● Exercise goal: Within the listing below, locate all lines containing the word "JSON". Copy each one.
* * * *
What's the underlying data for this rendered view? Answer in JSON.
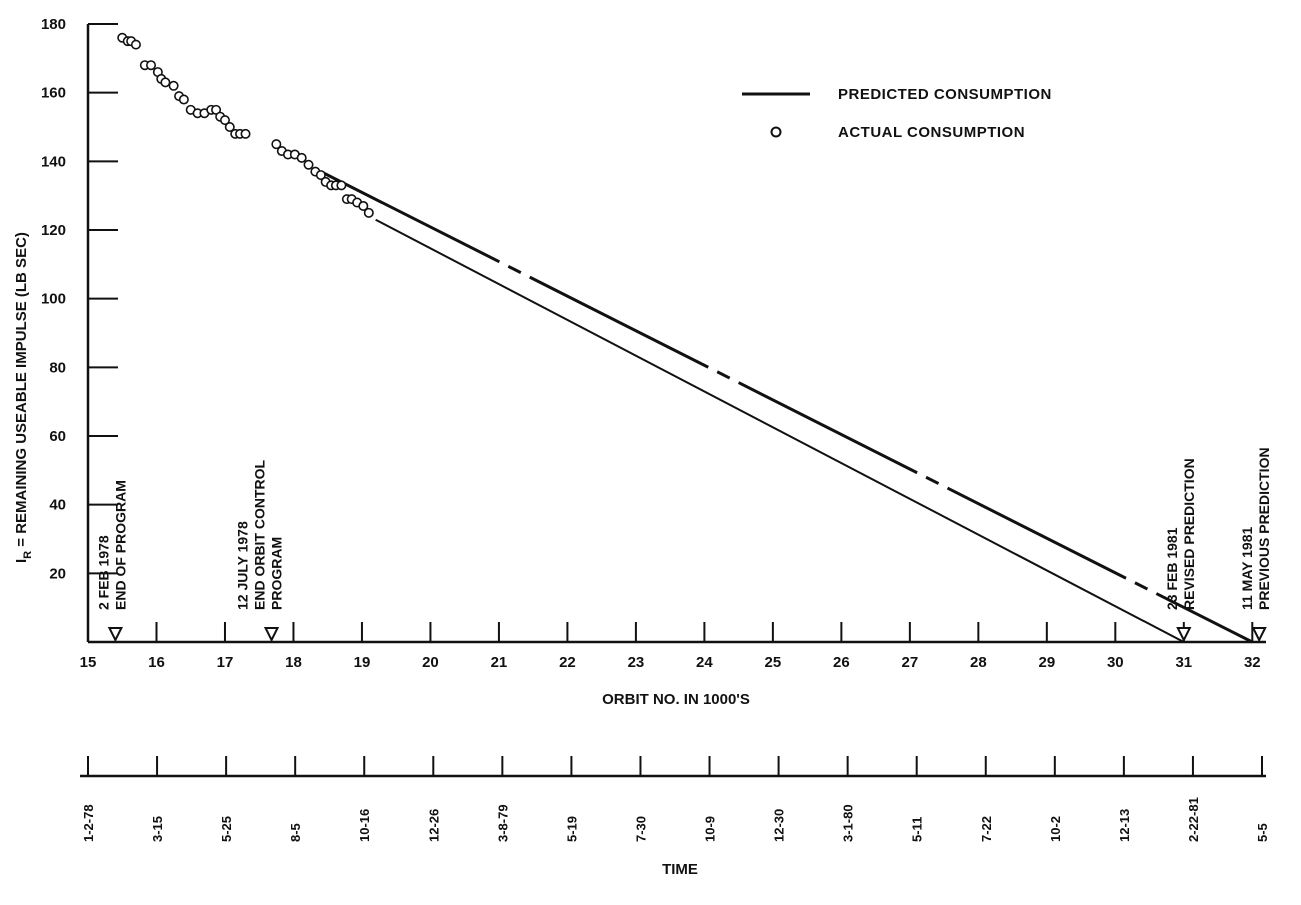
{
  "chart_data": {
    "type": "line",
    "xlabel": "ORBIT NO. IN 1000'S",
    "ylabel": "I",
    "ylabel_sub": "R",
    "ylabel_rest": " = REMAINING USEABLE IMPULSE (LB SEC)",
    "xlim": [
      15,
      32.2
    ],
    "ylim": [
      0,
      180
    ],
    "x_ticks": [
      15,
      16,
      17,
      18,
      19,
      20,
      21,
      22,
      23,
      24,
      25,
      26,
      27,
      28,
      29,
      30,
      31,
      32
    ],
    "y_ticks": [
      20,
      40,
      60,
      80,
      100,
      120,
      140,
      160,
      180
    ],
    "legend": {
      "predicted_label": "PREDICTED CONSUMPTION",
      "actual_label": "ACTUAL CONSUMPTION",
      "placement": "top-right"
    },
    "series": [
      {
        "name": "PREDICTED CONSUMPTION",
        "style": "solid",
        "x": [
          19.2,
          31.0
        ],
        "y": [
          123,
          0
        ]
      },
      {
        "name": "PREDICTED CONSUMPTION",
        "style": "dash-dot",
        "x": [
          18.4,
          32.0
        ],
        "y": [
          137,
          0
        ]
      },
      {
        "name": "ACTUAL CONSUMPTION",
        "style": "circles",
        "x": [
          15.5,
          15.58,
          15.63,
          15.7,
          15.83,
          15.92,
          16.02,
          16.07,
          16.13,
          16.25,
          16.33,
          16.4,
          16.5,
          16.6,
          16.7,
          16.8,
          16.87,
          16.93,
          17.0,
          17.07,
          17.15,
          17.22,
          17.3,
          17.75,
          17.83,
          17.92,
          18.02,
          18.12,
          18.22,
          18.32,
          18.4,
          18.47,
          18.55,
          18.62,
          18.7,
          18.78,
          18.85,
          18.93,
          19.02,
          19.1
        ],
        "y": [
          176,
          175,
          175,
          174,
          168,
          168,
          166,
          164,
          163,
          162,
          159,
          158,
          155,
          154,
          154,
          155,
          155,
          153,
          152,
          150,
          148,
          148,
          148,
          145,
          143,
          142,
          142,
          141,
          139,
          137,
          136,
          134,
          133,
          133,
          133,
          129,
          129,
          128,
          127,
          125
        ]
      }
    ],
    "markers": [
      {
        "x": 15.4,
        "lines": [
          "2 FEB 1978",
          "END OF PROGRAM"
        ]
      },
      {
        "x": 17.68,
        "lines": [
          "12 JULY 1978",
          "END ORBIT CONTROL",
          "PROGRAM"
        ]
      },
      {
        "x": 31.0,
        "lines": [
          "23 FEB 1981",
          "REVISED PREDICTION"
        ]
      },
      {
        "x": 32.1,
        "lines": [
          "11 MAY 1981",
          "PREVIOUS PREDICTION"
        ]
      }
    ],
    "time_axis": {
      "title": "TIME",
      "labels": [
        "1-2-78",
        "3-15",
        "5-25",
        "8-5",
        "10-16",
        "12-26",
        "3-8-79",
        "5-19",
        "7-30",
        "10-9",
        "12-30",
        "3-1-80",
        "5-11",
        "7-22",
        "10-2",
        "12-13",
        "2-22-81",
        "5-5"
      ]
    }
  }
}
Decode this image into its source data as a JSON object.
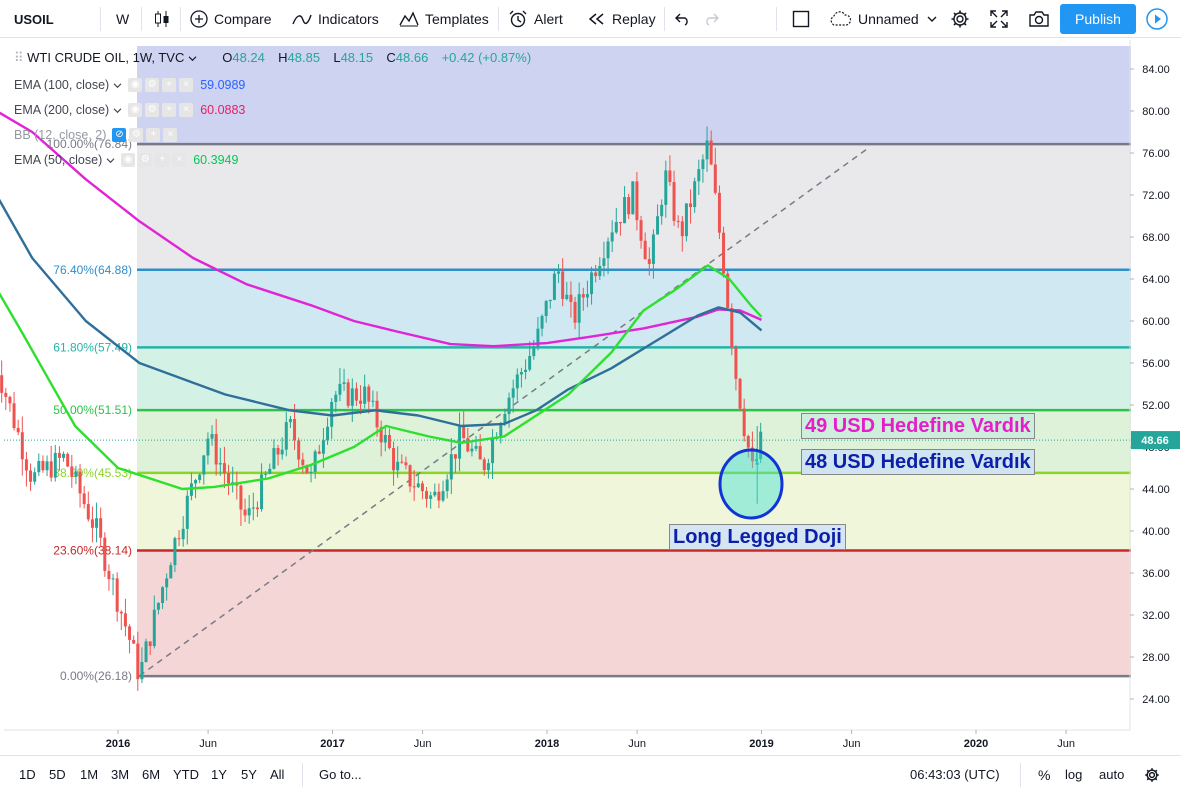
* * * *
● Result of this exercise:
What's the underlying data for this rendered view? Answer in JSON.
Decode this image into its source data as a JSON object.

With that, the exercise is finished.